### [Given entries]
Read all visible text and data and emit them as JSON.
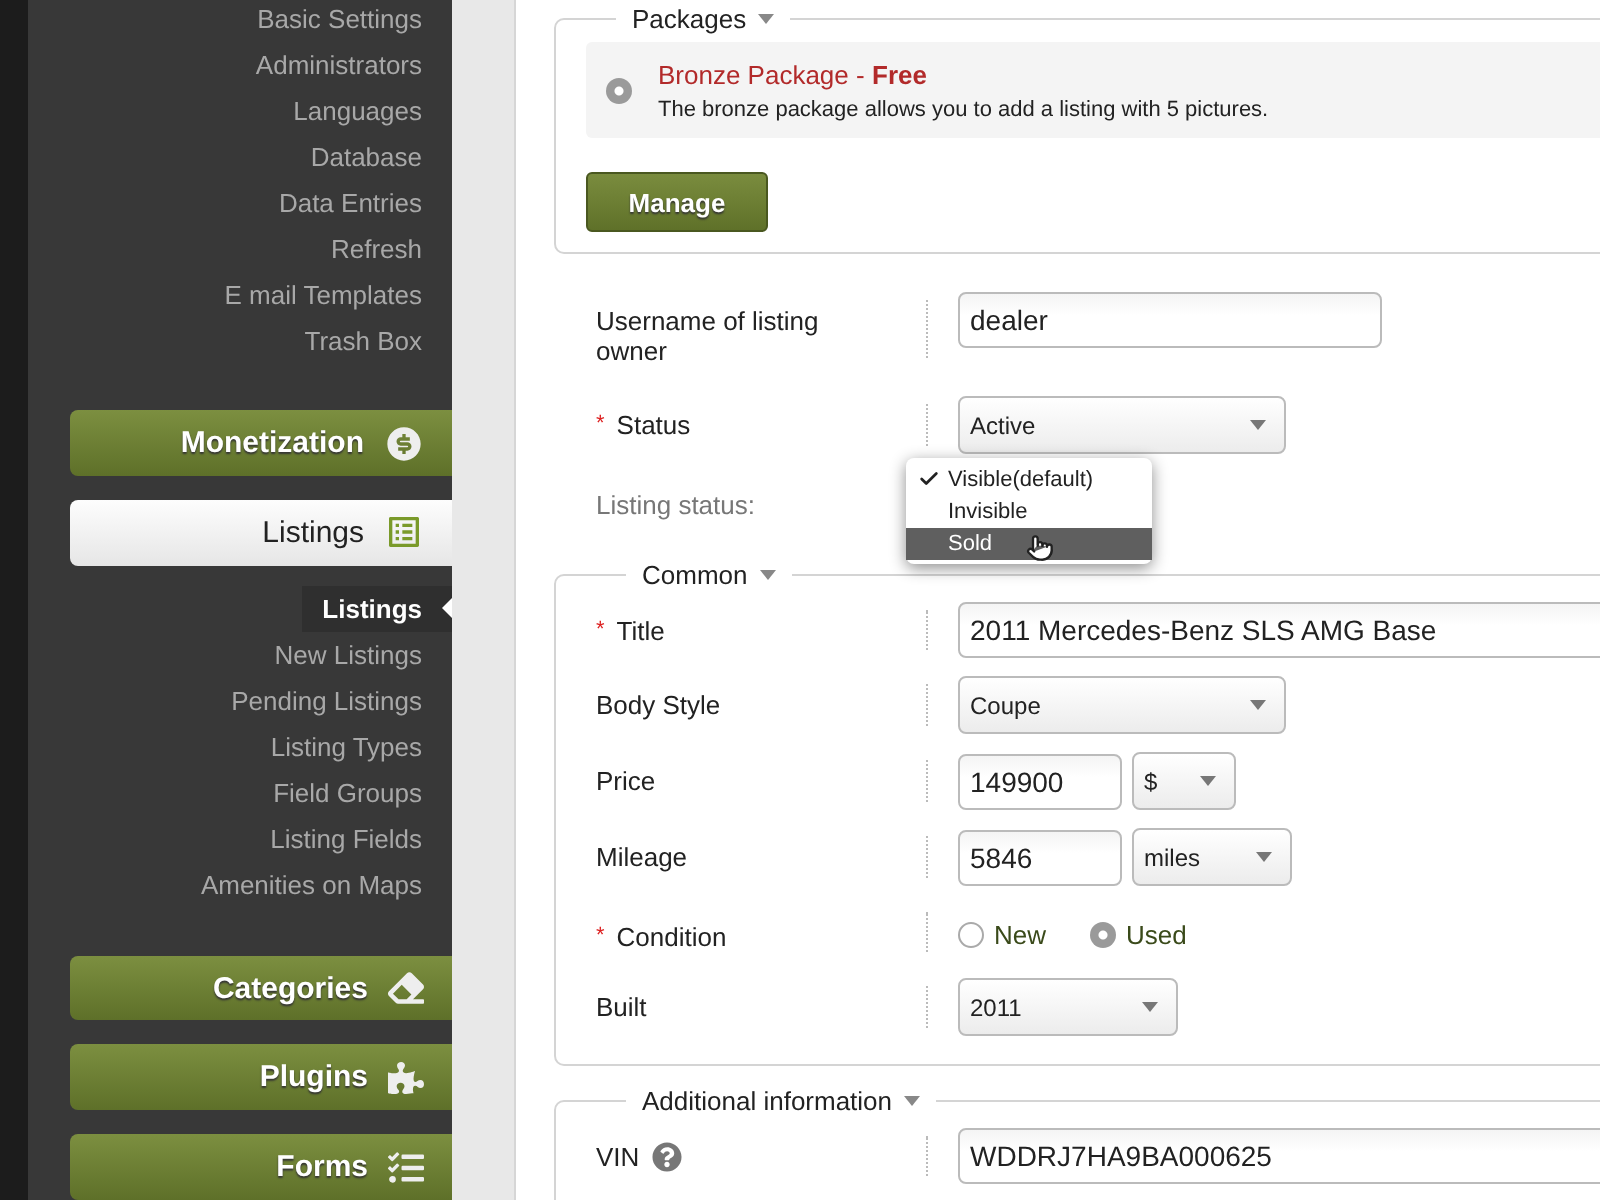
{
  "sidebar": {
    "top_links": [
      {
        "label": "Basic Settings",
        "selected": false
      },
      {
        "label": "Administrators",
        "selected": false
      },
      {
        "label": "Languages",
        "selected": false
      },
      {
        "label": "Database",
        "selected": false
      },
      {
        "label": "Data Entries",
        "selected": false
      },
      {
        "label": "Refresh",
        "selected": false
      },
      {
        "label": "E mail Templates",
        "selected": false
      },
      {
        "label": "Trash Box",
        "selected": false
      }
    ],
    "sections": [
      {
        "kind": "monetization",
        "label": "Monetization",
        "selected": false
      },
      {
        "kind": "listings",
        "label": "Listings",
        "selected": true,
        "items": [
          {
            "label": "Listings",
            "selected": true
          },
          {
            "label": "New Listings",
            "selected": false
          },
          {
            "label": "Pending Listings",
            "selected": false
          },
          {
            "label": "Listing Types",
            "selected": false
          },
          {
            "label": "Field Groups",
            "selected": false
          },
          {
            "label": "Listing Fields",
            "selected": false
          },
          {
            "label": "Amenities on Maps",
            "selected": false
          }
        ]
      },
      {
        "kind": "categories",
        "label": "Categories",
        "selected": false
      },
      {
        "kind": "plugins",
        "label": "Plugins",
        "selected": false
      },
      {
        "kind": "forms",
        "label": "Forms",
        "selected": false
      }
    ]
  },
  "packages": {
    "legend": "Packages",
    "package": {
      "name": "Bronze Package",
      "separator": "-",
      "price": "Free",
      "description": "The bronze package allows you to add a listing with 5 pictures.",
      "selected": true
    },
    "button": "Manage"
  },
  "owner_fields": [
    {
      "kind": "text",
      "label": "Username of listing owner",
      "value": "dealer"
    },
    {
      "kind": "select",
      "label": "Status",
      "required_mark": "*",
      "value": "Active"
    },
    {
      "kind": "menu",
      "label": "Listing status:",
      "options": [
        {
          "label": "Visible(default)",
          "selected": true,
          "hovered": false
        },
        {
          "label": "Invisible",
          "selected": false,
          "hovered": false
        },
        {
          "label": "Sold",
          "selected": false,
          "hovered": true
        }
      ]
    }
  ],
  "common": {
    "legend": "Common",
    "fields": [
      {
        "kind": "wide_text",
        "label": "Title",
        "required_mark": "*",
        "value": "2011 Mercedes-Benz SLS AMG Base"
      },
      {
        "kind": "select",
        "label": "Body Style",
        "value": "Coupe"
      },
      {
        "kind": "text_unit",
        "label": "Price",
        "value": "149900",
        "unit": "$"
      },
      {
        "kind": "text_unit",
        "label": "Mileage",
        "value": "5846",
        "unit": "miles"
      },
      {
        "kind": "radio",
        "label": "Condition",
        "required_mark": "*",
        "options": [
          {
            "label": "New",
            "selected": false
          },
          {
            "label": "Used",
            "selected": true
          }
        ]
      },
      {
        "kind": "short_select",
        "label": "Built",
        "value": "2011"
      }
    ]
  },
  "additional": {
    "legend": "Additional information",
    "fields": [
      {
        "kind": "wide_text",
        "label": "VIN",
        "help": true,
        "value": "WDDRJ7HA9BA000625"
      }
    ]
  }
}
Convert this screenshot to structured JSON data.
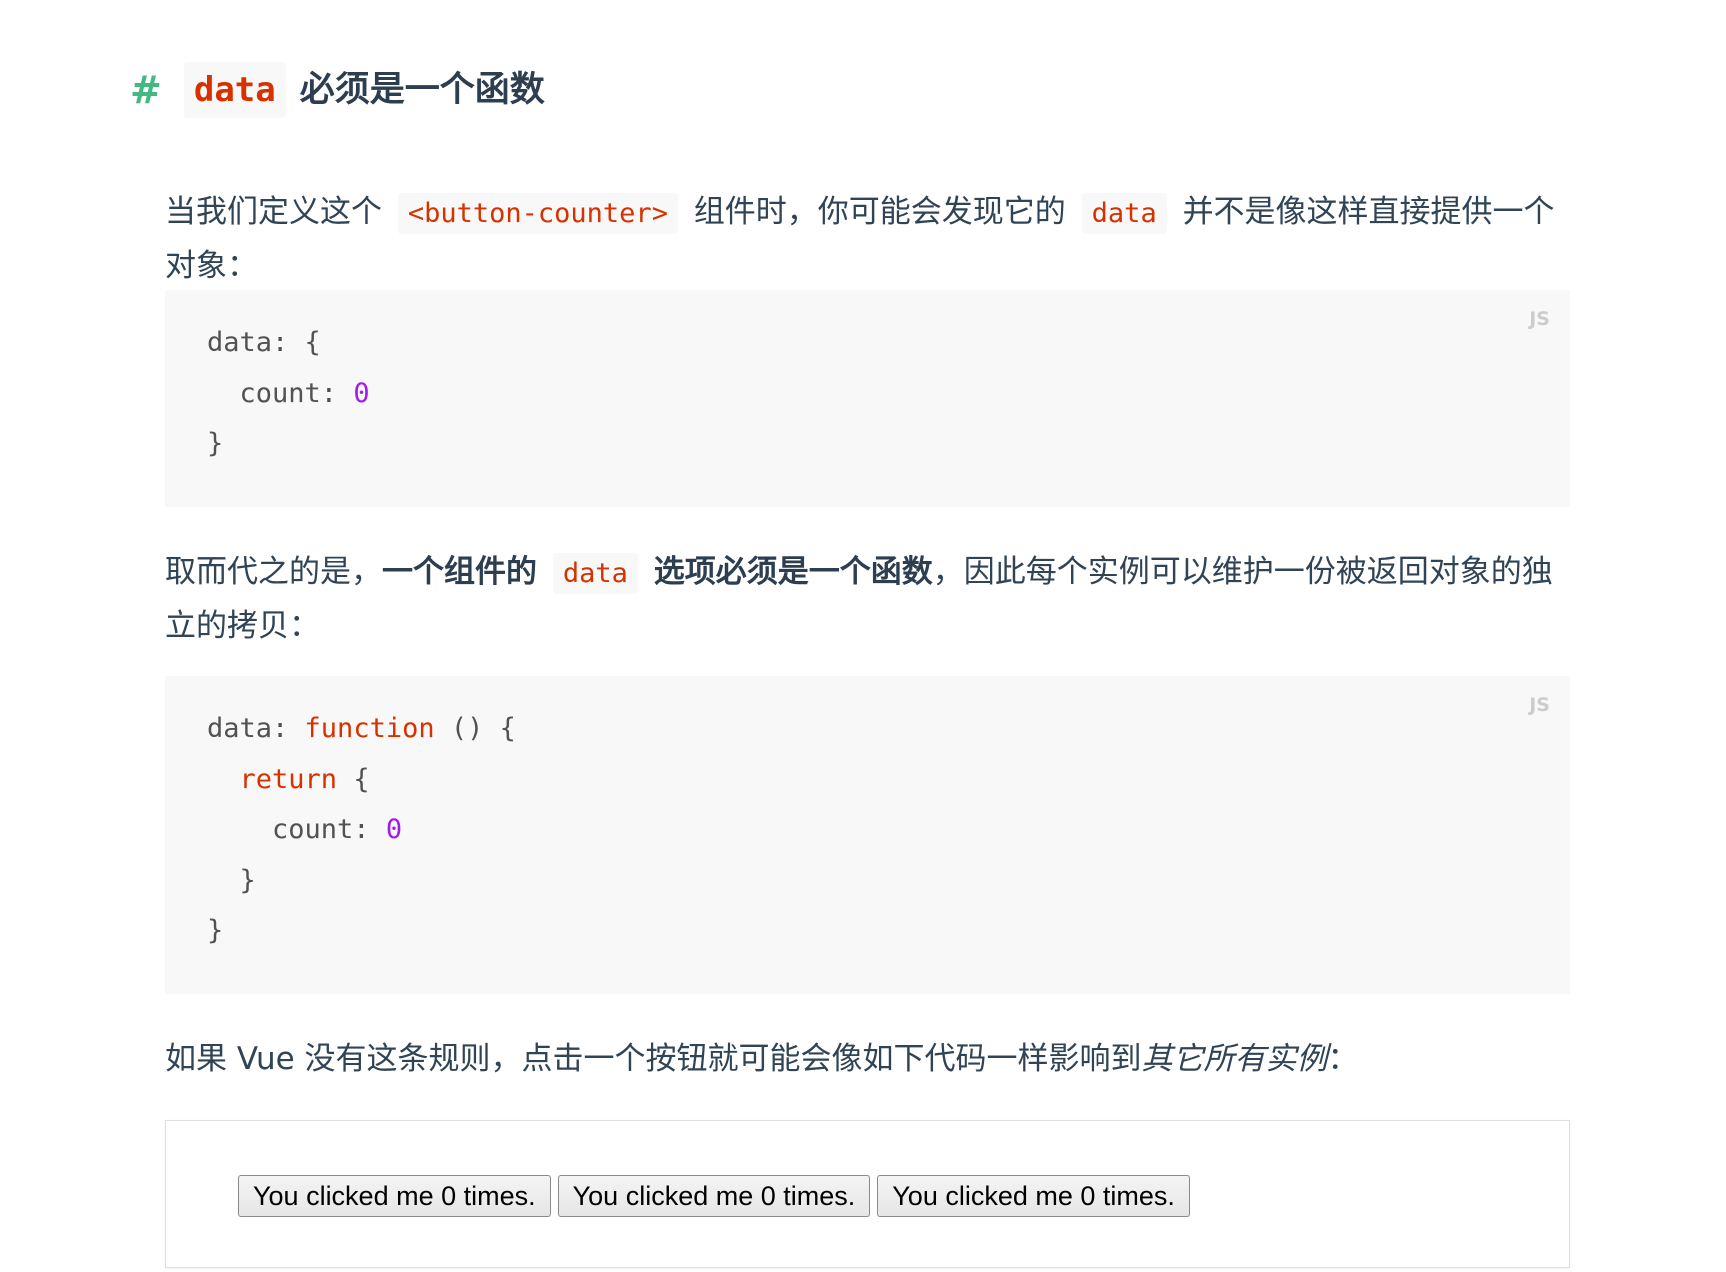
{
  "heading": {
    "hash": "#",
    "code": "data",
    "text": "必须是一个函数"
  },
  "para1": {
    "t1": "当我们定义这个",
    "code1": "<button-counter>",
    "t2": "组件时，你可能会发现它的",
    "code2": "data",
    "t3": "并不是像这样直接提供一个对象："
  },
  "code1": {
    "lang": "JS",
    "l1_a": "data: {",
    "l2_a": "  count: ",
    "l2_num": "0",
    "l3_a": "}"
  },
  "para2": {
    "t1": "取而代之的是，",
    "strong1": "一个组件的",
    "code1": "data",
    "strong2": "选项必须是一个函数",
    "t2": "，因此每个实例可以维护一份被返回对象的独立的拷贝："
  },
  "code2": {
    "lang": "JS",
    "l1_a": "data: ",
    "l1_kw": "function",
    "l1_b": " () {",
    "l2_a": "  ",
    "l2_kw": "return",
    "l2_b": " {",
    "l3_a": "    count: ",
    "l3_num": "0",
    "l4_a": "  }",
    "l5_a": "}"
  },
  "para3": {
    "t1": "如果 Vue 没有这条规则，点击一个按钮就可能会像如下代码一样影响到",
    "em": "其它所有实例",
    "t2": "："
  },
  "demo": {
    "buttons": [
      "You clicked me 0 times.",
      "You clicked me 0 times.",
      "You clicked me 0 times."
    ]
  },
  "colors": {
    "accent_hash": "#42b983",
    "code_text": "#d63200",
    "code_bg": "#f8f8f8",
    "number": "#a31be8",
    "body_text": "#304455"
  }
}
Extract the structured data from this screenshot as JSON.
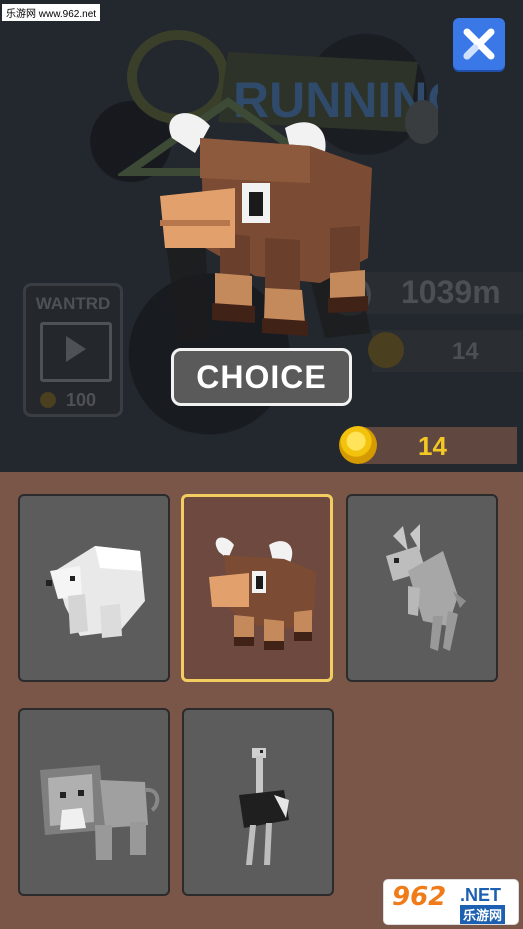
{
  "watermark_top": "乐游网 www.962.net",
  "logo": {
    "text": "RUNNING ZOO"
  },
  "wanted_panel": {
    "title": "WANTRD",
    "cost": "100",
    "icons": [
      "video-play-icon",
      "coin-icon"
    ]
  },
  "distance": {
    "value": "1039m"
  },
  "coins_dim": {
    "value": "14"
  },
  "choice_button": {
    "label": "CHOICE"
  },
  "coins": {
    "value": "14"
  },
  "animals": [
    {
      "name": "polar-bear",
      "selected": false,
      "locked": true
    },
    {
      "name": "bull",
      "selected": true,
      "locked": false
    },
    {
      "name": "kangaroo",
      "selected": false,
      "locked": true
    },
    {
      "name": "lion",
      "selected": false,
      "locked": true
    },
    {
      "name": "ostrich",
      "selected": false,
      "locked": true
    }
  ],
  "watermark_bottom": {
    "brand": "962",
    "tld": ".NET",
    "cn": "乐游网"
  },
  "colors": {
    "selected_border": "#f3cd5f",
    "close_button": "#3b78e7",
    "coin": "#f3c20c",
    "panel_bg": "#7a5649"
  }
}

### [Written instruction]
Repeat the records above exactly, leaving out any pictures they contain.

### [Exercise answer]
Read all visible text and data and emit them as JSON.
{
  "sidebar": {
    "top_links": [
      {
        "label": "Basic Settings",
        "selected": false
      },
      {
        "label": "Administrators",
        "selected": false
      },
      {
        "label": "Languages",
        "selected": false
      },
      {
        "label": "Database",
        "selected": false
      },
      {
        "label": "Data Entries",
        "selected": false
      },
      {
        "label": "Refresh",
        "selected": false
      },
      {
        "label": "E mail Templates",
        "selected": false
      },
      {
        "label": "Trash Box",
        "selected": false
      }
    ],
    "sections": [
      {
        "kind": "monetization",
        "label": "Monetization",
        "selected": false
      },
      {
        "kind": "listings",
        "label": "Listings",
        "selected": true,
        "items": [
          {
            "label": "Listings",
            "selected": true
          },
          {
            "label": "New Listings",
            "selected": false
          },
          {
            "label": "Pending Listings",
            "selected": false
          },
          {
            "label": "Listing Types",
            "selected": false
          },
          {
            "label": "Field Groups",
            "selected": false
          },
          {
            "label": "Listing Fields",
            "selected": false
          },
          {
            "label": "Amenities on Maps",
            "selected": false
          }
        ]
      },
      {
        "kind": "categories",
        "label": "Categories",
        "selected": false
      },
      {
        "kind": "plugins",
        "label": "Plugins",
        "selected": false
      },
      {
        "kind": "forms",
        "label": "Forms",
        "selected": false
      }
    ]
  },
  "packages": {
    "legend": "Packages",
    "package": {
      "name": "Bronze Package",
      "separator": "-",
      "price": "Free",
      "description": "The bronze package allows you to add a listing with 5 pictures.",
      "selected": true
    },
    "button": "Manage"
  },
  "owner_fields": [
    {
      "kind": "text",
      "label": "Username of listing owner",
      "value": "dealer"
    },
    {
      "kind": "select",
      "label": "Status",
      "required_mark": "*",
      "value": "Active"
    },
    {
      "kind": "menu",
      "label": "Listing status:",
      "options": [
        {
          "label": "Visible(default)",
          "selected": true,
          "hovered": false
        },
        {
          "label": "Invisible",
          "selected": false,
          "hovered": false
        },
        {
          "label": "Sold",
          "selected": false,
          "hovered": true
        }
      ]
    }
  ],
  "common": {
    "legend": "Common",
    "fields": [
      {
        "kind": "wide_text",
        "label": "Title",
        "required_mark": "*",
        "value": "2011 Mercedes-Benz SLS AMG Base"
      },
      {
        "kind": "select",
        "label": "Body Style",
        "value": "Coupe"
      },
      {
        "kind": "text_unit",
        "label": "Price",
        "value": "149900",
        "unit": "$"
      },
      {
        "kind": "text_unit",
        "label": "Mileage",
        "value": "5846",
        "unit": "miles"
      },
      {
        "kind": "radio",
        "label": "Condition",
        "required_mark": "*",
        "options": [
          {
            "label": "New",
            "selected": false
          },
          {
            "label": "Used",
            "selected": true
          }
        ]
      },
      {
        "kind": "short_select",
        "label": "Built",
        "value": "2011"
      }
    ]
  },
  "additional": {
    "legend": "Additional information",
    "fields": [
      {
        "kind": "wide_text",
        "label": "VIN",
        "help": true,
        "value": "WDDRJ7HA9BA000625"
      }
    ]
  }
}
Convert this screenshot to structured JSON data.
{
  "heading": {
    "hash": "#",
    "code": "data",
    "text": "必须是一个函数"
  },
  "para1": {
    "t1": "当我们定义这个",
    "code1": "<button-counter>",
    "t2": "组件时，你可能会发现它的",
    "code2": "data",
    "t3": "并不是像这样直接提供一个对象："
  },
  "code1": {
    "lang": "JS",
    "l1_a": "data: {",
    "l2_a": "  count: ",
    "l2_num": "0",
    "l3_a": "}"
  },
  "para2": {
    "t1": "取而代之的是，",
    "strong1": "一个组件的",
    "code1": "data",
    "strong2": "选项必须是一个函数",
    "t2": "，因此每个实例可以维护一份被返回对象的独立的拷贝："
  },
  "code2": {
    "lang": "JS",
    "l1_a": "data: ",
    "l1_kw": "function",
    "l1_b": " () {",
    "l2_a": "  ",
    "l2_kw": "return",
    "l2_b": " {",
    "l3_a": "    count: ",
    "l3_num": "0",
    "l4_a": "  }",
    "l5_a": "}"
  },
  "para3": {
    "t1": "如果 Vue 没有这条规则，点击一个按钮就可能会像如下代码一样影响到",
    "em": "其它所有实例",
    "t2": "："
  },
  "demo": {
    "buttons": [
      "You clicked me 0 times.",
      "You clicked me 0 times.",
      "You clicked me 0 times."
    ]
  },
  "colors": {
    "accent_hash": "#42b983",
    "code_text": "#d63200",
    "code_bg": "#f8f8f8",
    "number": "#a31be8",
    "body_text": "#304455"
  }
}
Extract the structured data from this screenshot as JSON.
{
  "watermark_top": "乐游网 www.962.net",
  "logo": {
    "text": "RUNNING ZOO"
  },
  "wanted_panel": {
    "title": "WANTRD",
    "cost": "100",
    "icons": [
      "video-play-icon",
      "coin-icon"
    ]
  },
  "distance": {
    "value": "1039m"
  },
  "coins_dim": {
    "value": "14"
  },
  "choice_button": {
    "label": "CHOICE"
  },
  "coins": {
    "value": "14"
  },
  "animals": [
    {
      "name": "polar-bear",
      "selected": false,
      "locked": true
    },
    {
      "name": "bull",
      "selected": true,
      "locked": false
    },
    {
      "name": "kangaroo",
      "selected": false,
      "locked": true
    },
    {
      "name": "lion",
      "selected": false,
      "locked": true
    },
    {
      "name": "ostrich",
      "selected": false,
      "locked": true
    }
  ],
  "watermark_bottom": {
    "brand": "962",
    "tld": ".NET",
    "cn": "乐游网"
  },
  "colors": {
    "selected_border": "#f3cd5f",
    "close_button": "#3b78e7",
    "coin": "#f3c20c",
    "panel_bg": "#7a5649"
  }
}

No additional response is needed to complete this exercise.